:: Given passage ::
Acquired epilepsy is a chronic condition that requires life-long medication and is often drug- resistant. The development of more efficient drugs to prevent or reduce epilepsy is currently hindered by a gap in knowledge of how an epilepsy-precipitating event turns a healthy brain into a brain that produces spontaneous recurrent seizures. This process, known as epileptogenesis, is thought to be highly complex. Halting or preventing epileptogenesis thus most likely requires the concerted manipulation of many different molecular networks and pathways. It is therefore plausible that treatment strategies targeting regulatory mechanisms that control multiple of these cellular pathways at once will be most successful. This research will address this challenge by analyzing how a potent regulator of the expression of hundreds of genes, the microRNA-induced silencing complex (RISC), contributes to epileptogenic processes after status epilepticus (SE). Previous work supports a role of microRNAs and the RISC in epilepsy development by showing that select microRNAs and mRNAs are recruited to the RISC after seizure, and that inhibition of single microRNAs reduces seizure susceptibility and epileptogenesis in rodent epilepsy models. Yet, the molecular mechanisms and pathways underlying the seizure-mitigating effects of microRNA manipulation are largely unknown. The overall hypothesis of this research is that SE induces changes in RISC and microRNA function that enhance epileptogenic and decrease neuroprotective pathways. Inhibiting these changes may prevent or impair the development of epilepsy. This hypothesis will be tested with two aims.
Aim 1 will follow an unbiased approach using cell type- specific immunoprecipitation of the RISC, RNA sequencing and genetic knockdown strategies to reveal the nature and functional relevance of molecular pathways that are differentially regulated by the RISC after SE in mice.
Aim 2 will follow a candidate-based approach using ribosomal tagging and functional assays together with antisense-mediated microRNA inhibition to reveal the cell-specific translatome of a pro-convulsive microRNA and how it contributes to epileptogenesis after SE. Based on complementing expertise of neuroscientists and computational biologists, the approach to perform screens of RISC and microRNA target regulation after SE paired with pathway and functional analyses is expected to generate unique information about the complex processes regulating epileptogenesis. The innovative strategy using RISC association as a surrogate for microRNA function, and association of mRNAs with the RISC or actively translating ribosomes as a surrogate for their silencing or translation, respectively, is expected to provide an improved functional assessment of the silencing activity of microRNAs and the effect on target mRNAs compared to previous expression analyses. This study will fill a crucial gap in the understanding of RISC function, protein expression and pathway dysregulation in epileptogenesis, which will be vital to advance microRNA-induced silencing as therapeutic target. Seen from a broader perspective, this strategy could serve as a blueprint for RISC analysis in other diseases.
This research is relevant to public health because it will analyze how a potent cellular regulator of gene expression controls molecular pathways and networks that contribute to epileptogenesis, the process turning a healthy brain into an epileptic brain. The identification and functional analysis of the protein networks that are regulated by the RNA-induced silencing complex after an epilepsy-precipitating event is aligned with NIH?s mission because it will increase fundamental knowledge of the molecular mechanisms underlying epileptogenesis, which, ultimately, could lead to the development of novel more potent therapeutic strategies for epilepsy.

:: Records supplied ::
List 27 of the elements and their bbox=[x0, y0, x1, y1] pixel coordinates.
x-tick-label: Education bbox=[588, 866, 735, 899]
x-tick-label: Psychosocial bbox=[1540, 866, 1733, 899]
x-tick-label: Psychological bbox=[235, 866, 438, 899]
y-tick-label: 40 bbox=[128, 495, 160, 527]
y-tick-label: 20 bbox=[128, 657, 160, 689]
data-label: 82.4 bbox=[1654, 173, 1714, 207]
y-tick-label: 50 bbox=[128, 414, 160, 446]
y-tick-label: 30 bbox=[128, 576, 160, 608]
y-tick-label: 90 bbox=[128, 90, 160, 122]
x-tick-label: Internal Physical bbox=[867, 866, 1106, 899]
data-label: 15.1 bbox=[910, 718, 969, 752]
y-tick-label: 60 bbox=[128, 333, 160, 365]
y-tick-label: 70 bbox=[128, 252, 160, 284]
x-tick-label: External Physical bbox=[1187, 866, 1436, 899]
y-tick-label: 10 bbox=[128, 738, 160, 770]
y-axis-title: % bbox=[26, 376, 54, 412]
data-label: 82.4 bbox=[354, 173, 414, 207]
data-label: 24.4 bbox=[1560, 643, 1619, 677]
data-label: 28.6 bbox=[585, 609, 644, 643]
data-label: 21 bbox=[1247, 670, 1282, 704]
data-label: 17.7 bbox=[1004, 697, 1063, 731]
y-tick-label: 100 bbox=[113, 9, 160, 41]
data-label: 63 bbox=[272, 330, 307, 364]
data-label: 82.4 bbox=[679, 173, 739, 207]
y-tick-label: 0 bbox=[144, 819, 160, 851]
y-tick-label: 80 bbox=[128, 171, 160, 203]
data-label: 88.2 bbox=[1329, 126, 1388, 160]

:: Check your understanding ::
**A.** Reproduce from the research summary the passage starting with "This research is relevant" and going on through "strategies for epilepsy.".
**B.** Decide whether each statement agrees with the research summary, answering yes or no and quoting the deciding words: (i) Aim 1 will follow a candidate-based approach. (ii) Earlier work found that inhibiting single microRNAs lowers seizure susceptibility in rodent epilepsy models. (iii) Acquired epilepsy requires life-long medication.

:: Answers ::
**A.**
This research is relevant to public health because it will analyze how a potent cellular regulator of gene expression controls molecular pathways and networks that contribute to epileptogenesis, the process turning a healthy brain into an epileptic brain. The identification and functional analysis of the protein networks that are regulated by the RNA-induced silencing complex after an epilepsy-precipitating event is aligned with NIH?s mission because it will increase fundamental knowledge of the molecular mechanisms underlying epileptogenesis, which, ultimately, could lead to the development of novel more potent therapeutic strategies for epilepsy.

**B.**
(i) No: "Aim 1 will follow an unbiased approach"
(ii) Yes: "inhibition of single microRNAs reduces seizure susceptibility and epileptogenesis in rodent epilepsy models"
(iii) Yes: "Acquired epilepsy is a chronic condition that requires life-long medication"